Extracted records:
---
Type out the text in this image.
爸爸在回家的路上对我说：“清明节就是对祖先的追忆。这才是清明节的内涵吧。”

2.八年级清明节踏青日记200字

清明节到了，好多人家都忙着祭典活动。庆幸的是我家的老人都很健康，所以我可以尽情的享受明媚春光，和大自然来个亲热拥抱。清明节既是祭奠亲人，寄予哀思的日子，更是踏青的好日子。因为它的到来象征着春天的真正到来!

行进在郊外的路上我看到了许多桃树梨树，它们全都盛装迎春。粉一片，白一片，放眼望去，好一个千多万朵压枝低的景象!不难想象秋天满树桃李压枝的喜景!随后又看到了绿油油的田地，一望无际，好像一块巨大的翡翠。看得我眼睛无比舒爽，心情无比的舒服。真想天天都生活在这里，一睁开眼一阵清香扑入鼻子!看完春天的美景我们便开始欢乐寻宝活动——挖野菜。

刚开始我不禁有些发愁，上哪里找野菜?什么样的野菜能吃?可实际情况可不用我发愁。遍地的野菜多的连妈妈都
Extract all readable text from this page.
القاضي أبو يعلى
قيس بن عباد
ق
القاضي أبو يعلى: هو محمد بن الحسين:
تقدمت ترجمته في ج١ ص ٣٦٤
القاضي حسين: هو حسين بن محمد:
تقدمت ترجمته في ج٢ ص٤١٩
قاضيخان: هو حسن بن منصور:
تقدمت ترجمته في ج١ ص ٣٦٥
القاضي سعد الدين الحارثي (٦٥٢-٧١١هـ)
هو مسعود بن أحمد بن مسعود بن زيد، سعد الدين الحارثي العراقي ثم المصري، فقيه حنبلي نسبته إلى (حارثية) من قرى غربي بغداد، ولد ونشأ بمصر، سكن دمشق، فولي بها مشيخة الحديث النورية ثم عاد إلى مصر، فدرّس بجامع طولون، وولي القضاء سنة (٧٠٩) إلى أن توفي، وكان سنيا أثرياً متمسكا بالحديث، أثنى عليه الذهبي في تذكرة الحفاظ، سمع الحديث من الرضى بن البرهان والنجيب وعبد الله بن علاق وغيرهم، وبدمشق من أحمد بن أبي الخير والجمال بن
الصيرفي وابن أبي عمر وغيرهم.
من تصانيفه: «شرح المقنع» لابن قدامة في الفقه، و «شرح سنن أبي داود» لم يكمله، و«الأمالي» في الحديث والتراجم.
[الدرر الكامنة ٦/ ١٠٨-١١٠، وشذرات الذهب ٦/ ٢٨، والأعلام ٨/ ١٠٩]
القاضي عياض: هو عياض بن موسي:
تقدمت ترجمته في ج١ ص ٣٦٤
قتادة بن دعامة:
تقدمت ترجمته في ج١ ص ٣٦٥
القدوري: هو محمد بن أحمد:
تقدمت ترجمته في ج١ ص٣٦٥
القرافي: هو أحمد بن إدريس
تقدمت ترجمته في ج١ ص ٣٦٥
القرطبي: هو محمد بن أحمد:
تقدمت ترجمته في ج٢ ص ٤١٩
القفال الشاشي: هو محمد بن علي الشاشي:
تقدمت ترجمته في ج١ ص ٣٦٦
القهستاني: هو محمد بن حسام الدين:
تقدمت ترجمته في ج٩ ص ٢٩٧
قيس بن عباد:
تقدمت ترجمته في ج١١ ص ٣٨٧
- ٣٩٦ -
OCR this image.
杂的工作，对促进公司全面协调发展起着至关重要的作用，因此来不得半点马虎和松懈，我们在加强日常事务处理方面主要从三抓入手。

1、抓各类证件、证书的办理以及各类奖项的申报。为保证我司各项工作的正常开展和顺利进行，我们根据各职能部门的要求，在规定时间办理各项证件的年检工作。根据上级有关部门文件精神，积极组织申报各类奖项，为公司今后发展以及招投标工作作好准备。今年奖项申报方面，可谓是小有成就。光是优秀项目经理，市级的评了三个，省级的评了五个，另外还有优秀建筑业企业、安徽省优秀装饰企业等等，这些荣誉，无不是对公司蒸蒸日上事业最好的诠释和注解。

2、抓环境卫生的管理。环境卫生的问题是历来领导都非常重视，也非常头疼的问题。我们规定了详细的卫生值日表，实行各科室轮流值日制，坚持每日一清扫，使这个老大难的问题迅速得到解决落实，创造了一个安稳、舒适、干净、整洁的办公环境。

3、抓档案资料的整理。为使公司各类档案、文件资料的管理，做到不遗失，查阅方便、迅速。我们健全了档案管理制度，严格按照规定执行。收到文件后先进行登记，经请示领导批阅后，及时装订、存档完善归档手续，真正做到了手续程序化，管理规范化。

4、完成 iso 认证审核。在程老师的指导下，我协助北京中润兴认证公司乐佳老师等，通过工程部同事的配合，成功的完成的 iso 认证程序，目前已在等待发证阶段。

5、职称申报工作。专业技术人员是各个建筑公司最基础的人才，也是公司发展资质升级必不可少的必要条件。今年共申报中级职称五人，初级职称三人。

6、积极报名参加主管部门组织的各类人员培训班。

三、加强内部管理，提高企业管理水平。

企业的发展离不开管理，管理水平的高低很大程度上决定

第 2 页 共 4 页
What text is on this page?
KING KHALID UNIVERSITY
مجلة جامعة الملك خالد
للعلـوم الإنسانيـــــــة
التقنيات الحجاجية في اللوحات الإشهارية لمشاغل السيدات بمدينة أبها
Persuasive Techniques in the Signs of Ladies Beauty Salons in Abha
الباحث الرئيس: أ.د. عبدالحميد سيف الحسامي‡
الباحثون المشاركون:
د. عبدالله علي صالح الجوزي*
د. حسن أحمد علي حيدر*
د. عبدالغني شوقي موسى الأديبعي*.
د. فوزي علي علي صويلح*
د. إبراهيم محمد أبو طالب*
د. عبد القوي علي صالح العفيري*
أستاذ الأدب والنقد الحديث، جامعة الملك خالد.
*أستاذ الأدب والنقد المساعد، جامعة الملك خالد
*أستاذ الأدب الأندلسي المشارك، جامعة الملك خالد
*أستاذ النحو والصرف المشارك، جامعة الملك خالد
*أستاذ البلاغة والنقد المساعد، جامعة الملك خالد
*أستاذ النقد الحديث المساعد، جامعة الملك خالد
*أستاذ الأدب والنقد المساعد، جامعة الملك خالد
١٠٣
---
**WHAT IS REQUIRED:**
Set every line of the listing down word for word.

**ANSWER FOR THIS EXERCISE:**
Type out the text in this image.
爸爸在回家的路上对我说：“清明节就是对祖先的追忆。这才是清明节的内涵吧。”

2.八年级清明节踏青日记200字

清明节到了，好多人家都忙着祭典活动。庆幸的是我家的老人都很健康，所以我可以尽情的享受明媚春光，和大自然来个亲热拥抱。清明节既是祭奠亲人，寄予哀思的日子，更是踏青的好日子。因为它的到来象征着春天的真正到来!

行进在郊外的路上我看到了许多桃树梨树，它们全都盛装迎春。粉一片，白一片，放眼望去，好一个千多万朵压枝低的景象!不难想象秋天满树桃李压枝的喜景!随后又看到了绿油油的田地，一望无际，好像一块巨大的翡翠。看得我眼睛无比舒爽，心情无比的舒服。真想天天都生活在这里，一睁开眼一阵清香扑入鼻子!看完春天的美景我们便开始欢乐寻宝活动——挖野菜。

刚开始我不禁有些发愁，上哪里找野菜?什么样的野菜能吃?可实际情况可不用我发愁。遍地的野菜多的连妈妈都
Extract all readable text from this page.
القاضي أبو يعلى
قيس بن عباد
ق
القاضي أبو يعلى: هو محمد بن الحسين:
تقدمت ترجمته في ج١ ص ٣٦٤
القاضي حسين: هو حسين بن محمد:
تقدمت ترجمته في ج٢ ص٤١٩
قاضيخان: هو حسن بن منصور:
تقدمت ترجمته في ج١ ص ٣٦٥
القاضي سعد الدين الحارثي (٦٥٢-٧١١هـ)
هو مسعود بن أحمد بن مسعود بن زيد، سعد الدين الحارثي العراقي ثم المصري، فقيه حنبلي نسبته إلى (حارثية) من قرى غربي بغداد، ولد ونشأ بمصر، سكن دمشق، فولي بها مشيخة الحديث النورية ثم عاد إلى مصر، فدرّس بجامع طولون، وولي القضاء سنة (٧٠٩) إلى أن توفي، وكان سنيا أثرياً متمسكا بالحديث، أثنى عليه الذهبي في تذكرة الحفاظ، سمع الحديث من الرضى بن البرهان والنجيب وعبد الله بن علاق وغيرهم، وبدمشق من أحمد بن أبي الخير والجمال بن
الصيرفي وابن أبي عمر وغيرهم.
من تصانيفه: «شرح المقنع» لابن قدامة في الفقه، و «شرح سنن أبي داود» لم يكمله، و«الأمالي» في الحديث والتراجم.
[الدرر الكامنة ٦/ ١٠٨-١١٠، وشذرات الذهب ٦/ ٢٨، والأعلام ٨/ ١٠٩]
القاضي عياض: هو عياض بن موسي:
تقدمت ترجمته في ج١ ص ٣٦٤
قتادة بن دعامة:
تقدمت ترجمته في ج١ ص ٣٦٥
القدوري: هو محمد بن أحمد:
تقدمت ترجمته في ج١ ص٣٦٥
القرافي: هو أحمد بن إدريس
تقدمت ترجمته في ج١ ص ٣٦٥
القرطبي: هو محمد بن أحمد:
تقدمت ترجمته في ج٢ ص ٤١٩
القفال الشاشي: هو محمد بن علي الشاشي:
تقدمت ترجمته في ج١ ص ٣٦٦
القهستاني: هو محمد بن حسام الدين:
تقدمت ترجمته في ج٩ ص ٢٩٧
قيس بن عباد:
تقدمت ترجمته في ج١١ ص ٣٨٧
- ٣٩٦ -
OCR this image.
杂的工作，对促进公司全面协调发展起着至关重要的作用，因此来不得半点马虎和松懈，我们在加强日常事务处理方面主要从三抓入手。

1、抓各类证件、证书的办理以及各类奖项的申报。为保证我司各项工作的正常开展和顺利进行，我们根据各职能部门的要求，在规定时间办理各项证件的年检工作。根据上级有关部门文件精神，积极组织申报各类奖项，为公司今后发展以及招投标工作作好准备。今年奖项申报方面，可谓是小有成就。光是优秀项目经理，市级的评了三个，省级的评了五个，另外还有优秀建筑业企业、安徽省优秀装饰企业等等，这些荣誉，无不是对公司蒸蒸日上事业最好的诠释和注解。

2、抓环境卫生的管理。环境卫生的问题是历来领导都非常重视，也非常头疼的问题。我们规定了详细的卫生值日表，实行各科室轮流值日制，坚持每日一清扫，使这个老大难的问题迅速得到解决落实，创造了一个安稳、舒适、干净、整洁的办公环境。

3、抓档案资料的整理。为使公司各类档案、文件资料的管理，做到不遗失，查阅方便、迅速。我们健全了档案管理制度，严格按照规定执行。收到文件后先进行登记，经请示领导批阅后，及时装订、存档完善归档手续，真正做到了手续程序化，管理规范化。

4、完成 iso 认证审核。在程老师的指导下，我协助北京中润兴认证公司乐佳老师等，通过工程部同事的配合，成功的完成的 iso 认证程序，目前已在等待发证阶段。

5、职称申报工作。专业技术人员是各个建筑公司最基础的人才，也是公司发展资质升级必不可少的必要条件。今年共申报中级职称五人，初级职称三人。

6、积极报名参加主管部门组织的各类人员培训班。

三、加强内部管理，提高企业管理水平。

企业的发展离不开管理，管理水平的高低很大程度上决定

第 2 页 共 4 页
What text is on this page?
KING KHALID UNIVERSITY
مجلة جامعة الملك خالد
للعلـوم الإنسانيـــــــة
التقنيات الحجاجية في اللوحات الإشهارية لمشاغل السيدات بمدينة أبها
Persuasive Techniques in the Signs of Ladies Beauty Salons in Abha
الباحث الرئيس: أ.د. عبدالحميد سيف الحسامي‡
الباحثون المشاركون:
د. عبدالله علي صالح الجوزي*
د. حسن أحمد علي حيدر*
د. عبدالغني شوقي موسى الأديبعي*.
د. فوزي علي علي صويلح*
د. إبراهيم محمد أبو طالب*
د. عبد القوي علي صالح العفيري*
أستاذ الأدب والنقد الحديث، جامعة الملك خالد.
*أستاذ الأدب والنقد المساعد، جامعة الملك خالد
*أستاذ الأدب الأندلسي المشارك، جامعة الملك خالد
*أستاذ النحو والصرف المشارك، جامعة الملك خالد
*أستاذ البلاغة والنقد المساعد، جامعة الملك خالد
*أستاذ النقد الحديث المساعد، جامعة الملك خالد
*أستاذ الأدب والنقد المساعد، جامعة الملك خالد
١٠٣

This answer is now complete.